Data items
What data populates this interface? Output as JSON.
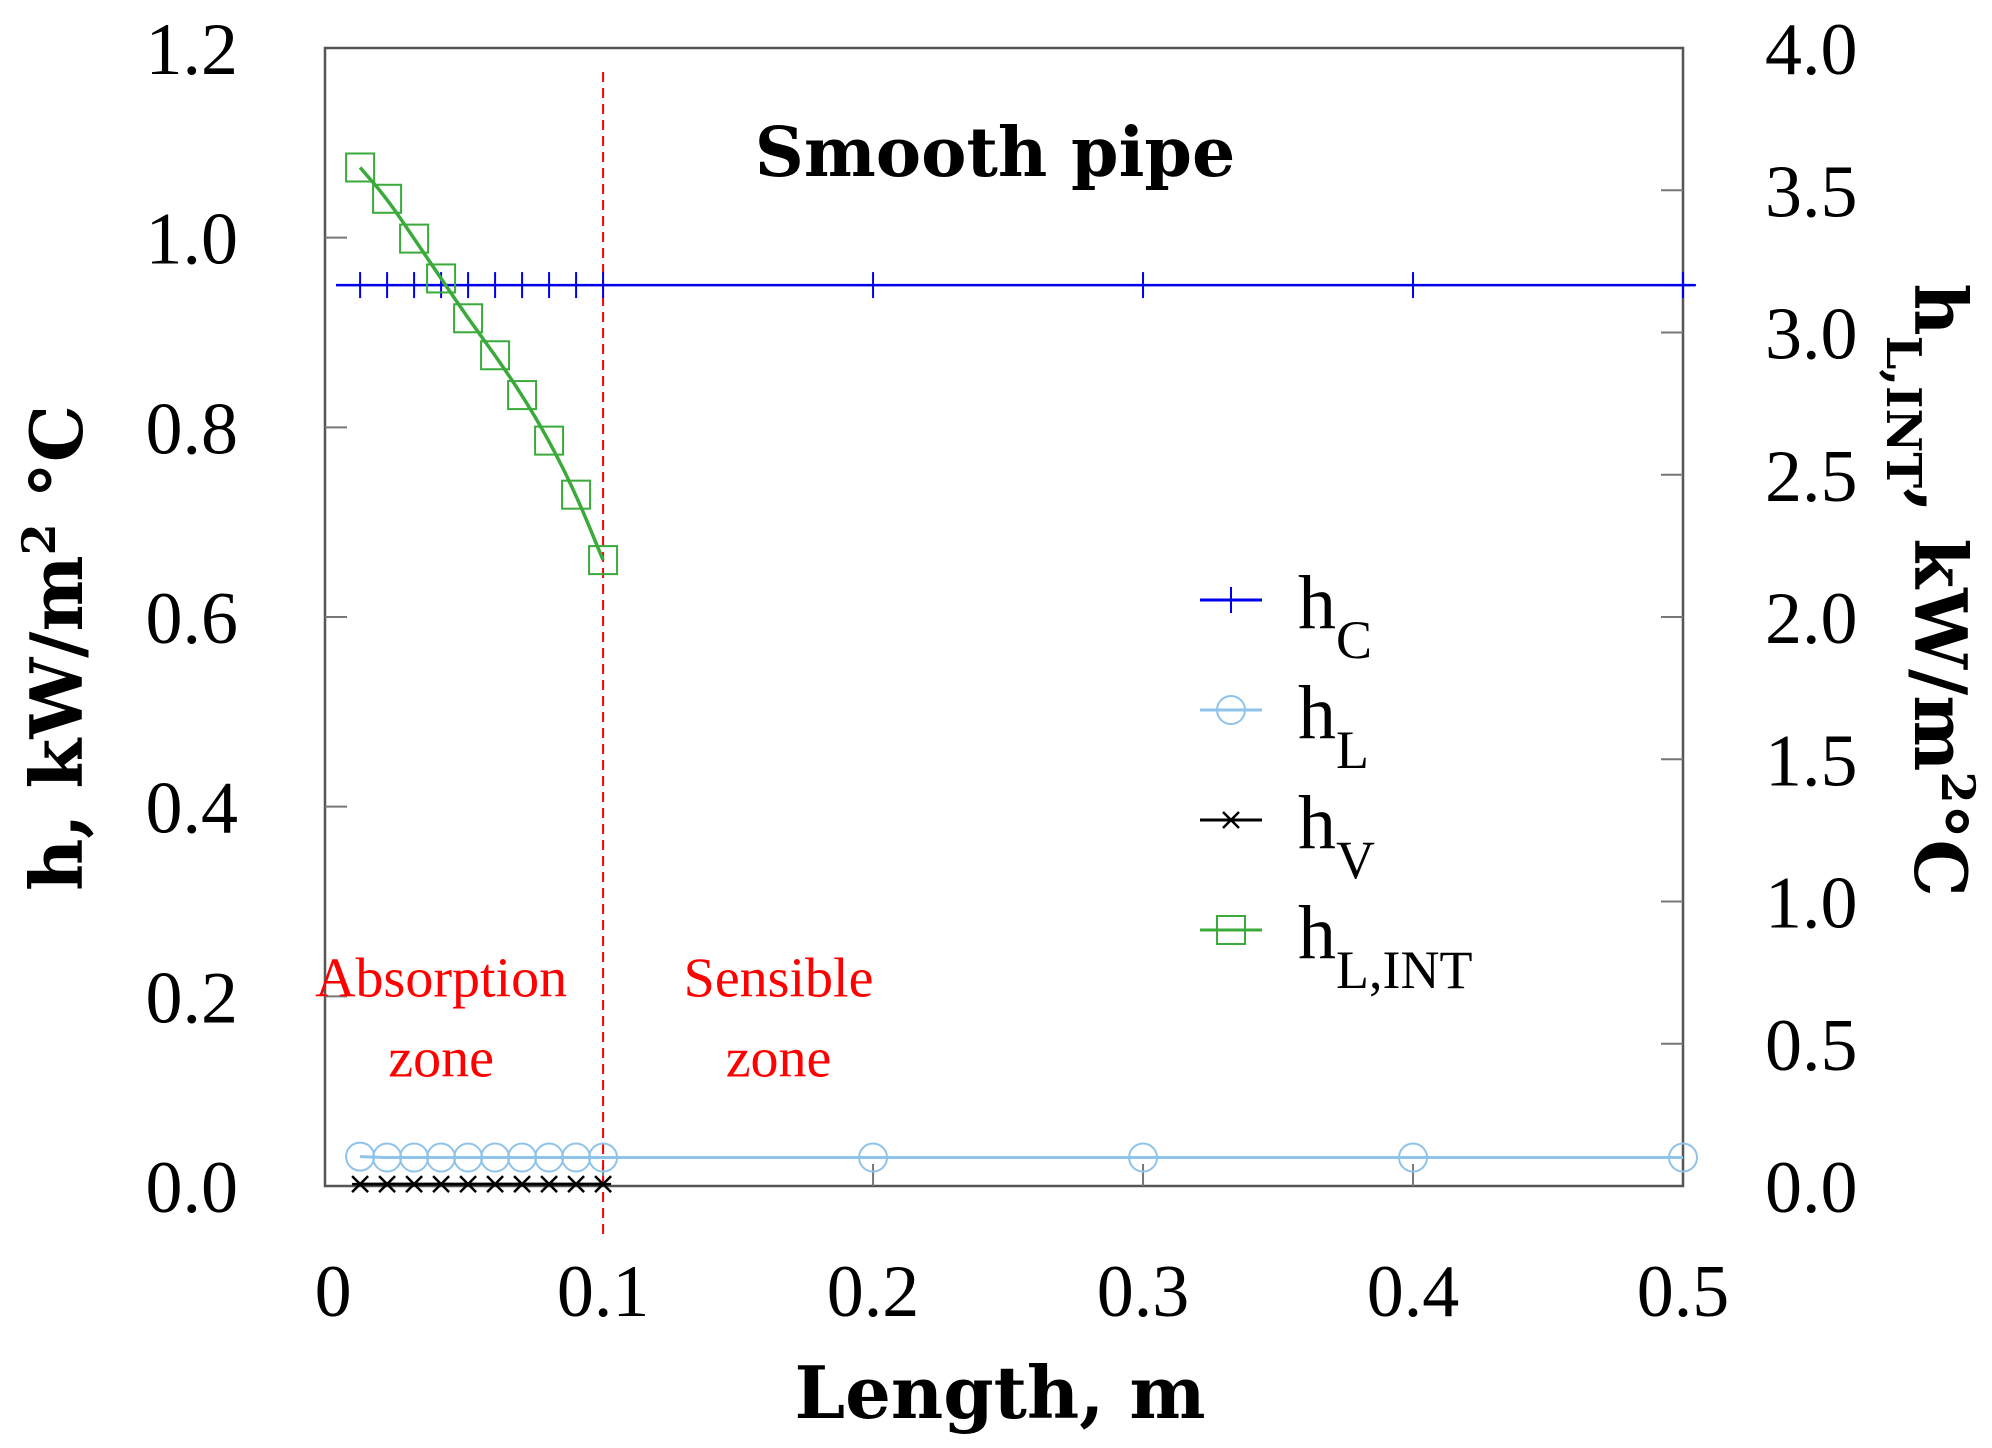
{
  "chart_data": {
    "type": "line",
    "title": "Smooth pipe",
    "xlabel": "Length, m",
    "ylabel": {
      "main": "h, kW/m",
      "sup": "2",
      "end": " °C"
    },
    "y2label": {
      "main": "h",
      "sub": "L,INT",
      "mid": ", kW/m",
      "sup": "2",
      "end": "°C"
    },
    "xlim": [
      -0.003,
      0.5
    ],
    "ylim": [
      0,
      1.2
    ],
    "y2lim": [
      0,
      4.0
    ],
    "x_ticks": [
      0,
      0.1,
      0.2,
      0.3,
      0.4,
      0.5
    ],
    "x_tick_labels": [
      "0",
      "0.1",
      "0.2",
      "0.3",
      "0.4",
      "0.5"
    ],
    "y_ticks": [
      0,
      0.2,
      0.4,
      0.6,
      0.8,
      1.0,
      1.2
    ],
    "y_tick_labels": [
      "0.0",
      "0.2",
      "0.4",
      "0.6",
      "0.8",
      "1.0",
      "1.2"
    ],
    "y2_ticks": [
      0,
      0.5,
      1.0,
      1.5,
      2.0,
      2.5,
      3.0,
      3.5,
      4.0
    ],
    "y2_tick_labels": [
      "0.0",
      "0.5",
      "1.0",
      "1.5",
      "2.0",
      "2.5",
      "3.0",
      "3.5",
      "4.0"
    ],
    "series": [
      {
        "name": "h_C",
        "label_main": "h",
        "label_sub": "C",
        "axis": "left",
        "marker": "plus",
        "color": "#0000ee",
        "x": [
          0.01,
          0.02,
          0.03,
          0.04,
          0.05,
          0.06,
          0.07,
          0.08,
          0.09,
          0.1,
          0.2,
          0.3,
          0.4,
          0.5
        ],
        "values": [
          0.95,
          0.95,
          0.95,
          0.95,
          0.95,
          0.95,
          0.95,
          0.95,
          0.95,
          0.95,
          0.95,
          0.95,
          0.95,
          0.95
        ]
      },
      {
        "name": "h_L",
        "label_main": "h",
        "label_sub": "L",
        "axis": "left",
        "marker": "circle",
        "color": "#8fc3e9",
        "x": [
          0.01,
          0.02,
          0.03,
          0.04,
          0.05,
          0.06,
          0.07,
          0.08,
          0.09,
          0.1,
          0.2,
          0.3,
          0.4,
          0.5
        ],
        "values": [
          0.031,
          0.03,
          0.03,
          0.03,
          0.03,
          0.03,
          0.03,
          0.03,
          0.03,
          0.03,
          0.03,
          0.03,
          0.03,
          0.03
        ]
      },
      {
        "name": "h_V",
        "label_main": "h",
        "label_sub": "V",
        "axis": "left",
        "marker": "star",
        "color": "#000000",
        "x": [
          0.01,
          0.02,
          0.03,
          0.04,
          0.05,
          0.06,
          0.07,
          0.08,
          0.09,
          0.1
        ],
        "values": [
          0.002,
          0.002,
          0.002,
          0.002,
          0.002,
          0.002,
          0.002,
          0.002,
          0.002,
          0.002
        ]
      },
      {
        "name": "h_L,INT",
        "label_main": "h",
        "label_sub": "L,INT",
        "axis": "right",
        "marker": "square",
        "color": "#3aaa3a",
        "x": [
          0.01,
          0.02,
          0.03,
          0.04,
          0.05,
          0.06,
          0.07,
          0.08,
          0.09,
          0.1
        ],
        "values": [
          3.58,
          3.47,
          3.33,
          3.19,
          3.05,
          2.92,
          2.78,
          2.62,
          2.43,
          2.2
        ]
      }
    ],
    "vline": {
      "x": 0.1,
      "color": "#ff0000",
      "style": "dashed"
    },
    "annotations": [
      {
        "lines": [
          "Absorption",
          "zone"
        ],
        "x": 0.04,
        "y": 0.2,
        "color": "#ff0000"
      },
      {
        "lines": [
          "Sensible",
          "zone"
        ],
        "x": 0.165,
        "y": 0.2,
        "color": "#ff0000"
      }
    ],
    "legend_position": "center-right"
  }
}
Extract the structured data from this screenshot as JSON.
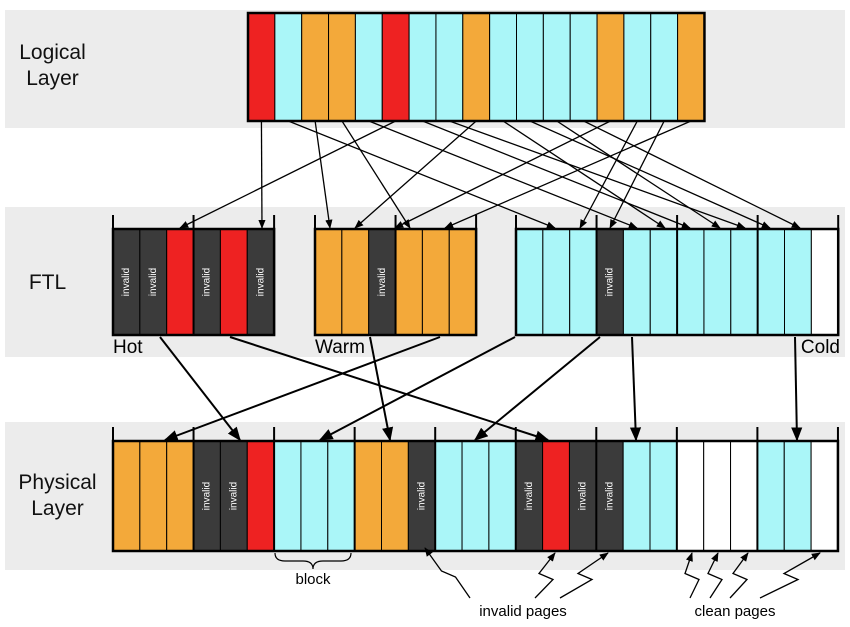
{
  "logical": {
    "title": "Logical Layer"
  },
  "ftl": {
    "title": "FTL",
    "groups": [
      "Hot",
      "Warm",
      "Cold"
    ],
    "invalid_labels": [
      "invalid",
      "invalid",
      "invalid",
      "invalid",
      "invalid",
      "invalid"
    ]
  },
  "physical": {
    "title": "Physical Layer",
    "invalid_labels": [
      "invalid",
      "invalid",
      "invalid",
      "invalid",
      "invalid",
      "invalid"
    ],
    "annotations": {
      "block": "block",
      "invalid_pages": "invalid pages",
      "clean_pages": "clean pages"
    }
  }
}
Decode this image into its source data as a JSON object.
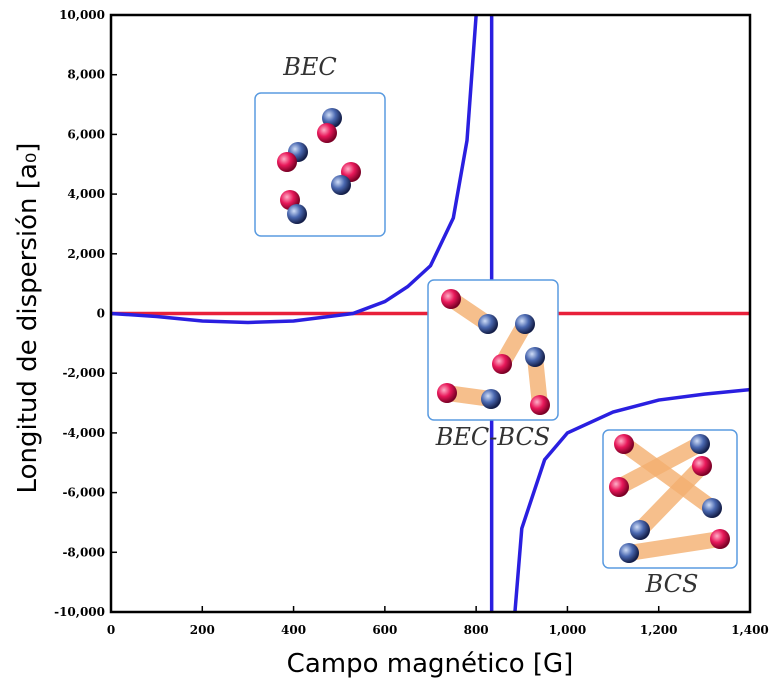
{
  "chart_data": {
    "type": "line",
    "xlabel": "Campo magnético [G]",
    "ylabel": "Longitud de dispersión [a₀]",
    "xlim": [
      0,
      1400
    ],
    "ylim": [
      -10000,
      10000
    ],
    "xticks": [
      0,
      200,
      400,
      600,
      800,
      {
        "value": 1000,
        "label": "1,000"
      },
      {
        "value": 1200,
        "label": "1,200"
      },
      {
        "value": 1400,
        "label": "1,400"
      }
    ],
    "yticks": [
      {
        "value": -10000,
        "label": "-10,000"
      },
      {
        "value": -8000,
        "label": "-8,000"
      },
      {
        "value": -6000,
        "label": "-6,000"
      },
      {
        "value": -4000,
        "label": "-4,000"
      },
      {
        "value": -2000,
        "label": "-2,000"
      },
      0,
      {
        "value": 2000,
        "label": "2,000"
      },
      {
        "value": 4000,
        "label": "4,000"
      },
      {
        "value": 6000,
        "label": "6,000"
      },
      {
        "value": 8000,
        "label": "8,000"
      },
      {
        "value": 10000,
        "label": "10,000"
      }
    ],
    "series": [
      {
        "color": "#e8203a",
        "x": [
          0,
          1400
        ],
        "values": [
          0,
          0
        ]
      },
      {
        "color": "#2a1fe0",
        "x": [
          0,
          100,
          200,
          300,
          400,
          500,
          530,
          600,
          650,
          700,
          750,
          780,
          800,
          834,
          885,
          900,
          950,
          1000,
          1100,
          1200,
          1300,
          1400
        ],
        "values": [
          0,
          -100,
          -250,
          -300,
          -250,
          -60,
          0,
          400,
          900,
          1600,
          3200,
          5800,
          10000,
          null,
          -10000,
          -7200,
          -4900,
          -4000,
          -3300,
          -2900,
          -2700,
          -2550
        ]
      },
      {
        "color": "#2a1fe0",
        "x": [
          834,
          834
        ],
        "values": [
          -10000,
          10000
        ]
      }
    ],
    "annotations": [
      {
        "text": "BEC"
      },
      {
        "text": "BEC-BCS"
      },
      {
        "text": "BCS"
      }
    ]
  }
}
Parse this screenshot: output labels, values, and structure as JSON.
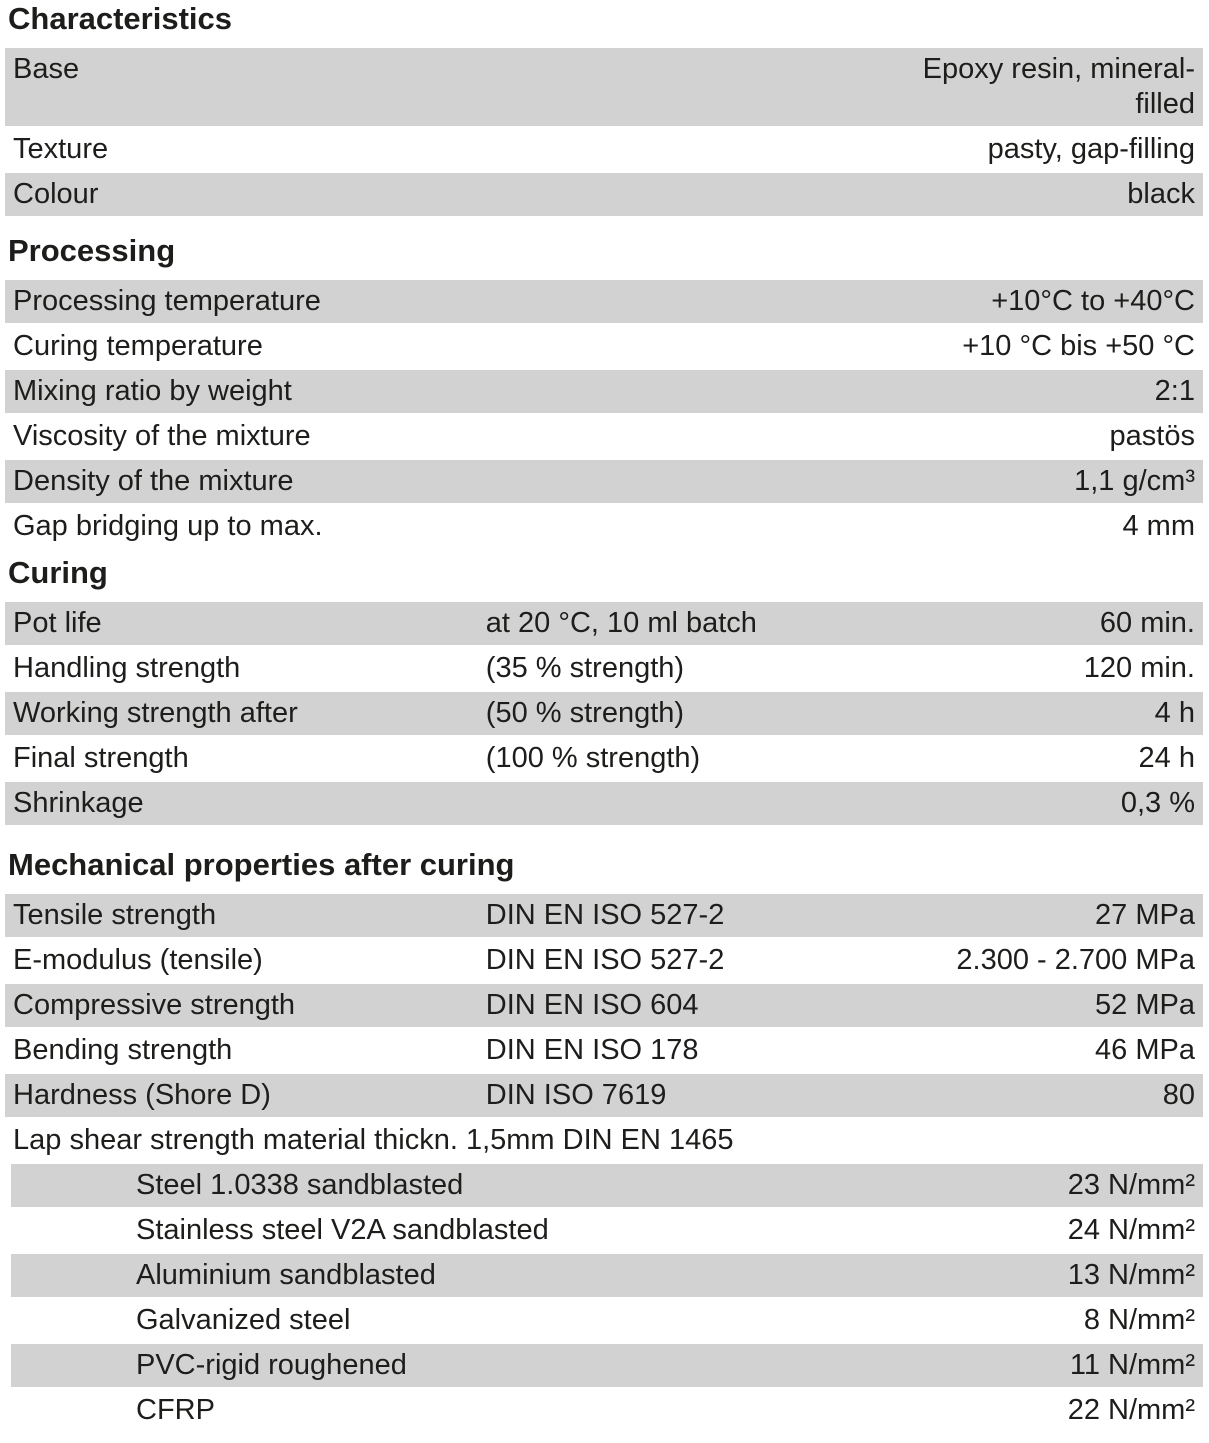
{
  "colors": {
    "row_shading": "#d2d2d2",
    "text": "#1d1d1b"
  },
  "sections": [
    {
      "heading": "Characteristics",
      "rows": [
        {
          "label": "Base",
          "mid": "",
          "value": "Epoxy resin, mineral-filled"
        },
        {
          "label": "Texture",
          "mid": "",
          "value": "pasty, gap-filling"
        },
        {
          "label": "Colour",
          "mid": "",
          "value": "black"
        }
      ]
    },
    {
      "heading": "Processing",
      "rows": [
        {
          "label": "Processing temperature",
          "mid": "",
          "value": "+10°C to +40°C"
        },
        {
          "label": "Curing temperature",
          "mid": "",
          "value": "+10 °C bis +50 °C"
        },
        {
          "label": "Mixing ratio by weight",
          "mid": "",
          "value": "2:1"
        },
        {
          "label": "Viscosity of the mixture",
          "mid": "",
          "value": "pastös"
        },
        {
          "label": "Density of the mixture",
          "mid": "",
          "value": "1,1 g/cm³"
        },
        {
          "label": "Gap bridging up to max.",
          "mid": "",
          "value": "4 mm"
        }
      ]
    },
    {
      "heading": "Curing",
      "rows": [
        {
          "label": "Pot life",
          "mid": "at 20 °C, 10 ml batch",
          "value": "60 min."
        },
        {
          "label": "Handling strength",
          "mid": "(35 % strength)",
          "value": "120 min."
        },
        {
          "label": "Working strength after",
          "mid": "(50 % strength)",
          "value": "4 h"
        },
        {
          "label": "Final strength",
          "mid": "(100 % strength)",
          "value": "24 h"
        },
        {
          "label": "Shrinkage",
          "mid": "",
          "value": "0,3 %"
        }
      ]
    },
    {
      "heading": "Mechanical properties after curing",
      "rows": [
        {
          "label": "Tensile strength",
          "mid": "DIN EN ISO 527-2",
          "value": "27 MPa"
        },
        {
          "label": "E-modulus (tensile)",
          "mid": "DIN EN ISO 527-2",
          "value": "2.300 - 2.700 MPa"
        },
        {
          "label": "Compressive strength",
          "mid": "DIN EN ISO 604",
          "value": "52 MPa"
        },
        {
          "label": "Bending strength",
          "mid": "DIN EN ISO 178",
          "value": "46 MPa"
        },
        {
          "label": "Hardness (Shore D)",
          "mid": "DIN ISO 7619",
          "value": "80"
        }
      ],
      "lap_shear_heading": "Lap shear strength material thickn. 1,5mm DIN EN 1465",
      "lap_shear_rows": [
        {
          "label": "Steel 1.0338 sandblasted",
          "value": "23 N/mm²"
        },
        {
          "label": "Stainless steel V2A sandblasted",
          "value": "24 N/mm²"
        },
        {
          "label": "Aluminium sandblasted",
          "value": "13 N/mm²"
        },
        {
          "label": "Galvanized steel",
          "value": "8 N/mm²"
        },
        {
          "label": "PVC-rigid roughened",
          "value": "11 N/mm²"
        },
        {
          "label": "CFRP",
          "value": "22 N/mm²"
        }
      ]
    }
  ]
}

WORK TO DO
In the material above, show every line where the word "this" turns up.

THE ANSWER
What data populates this interface? Output as JSON.
Extract the structured data from this screenshot as JSON.
Decode this image into its source data as a JSON object.
Parse this screenshot: output labels, values, and structure as JSON.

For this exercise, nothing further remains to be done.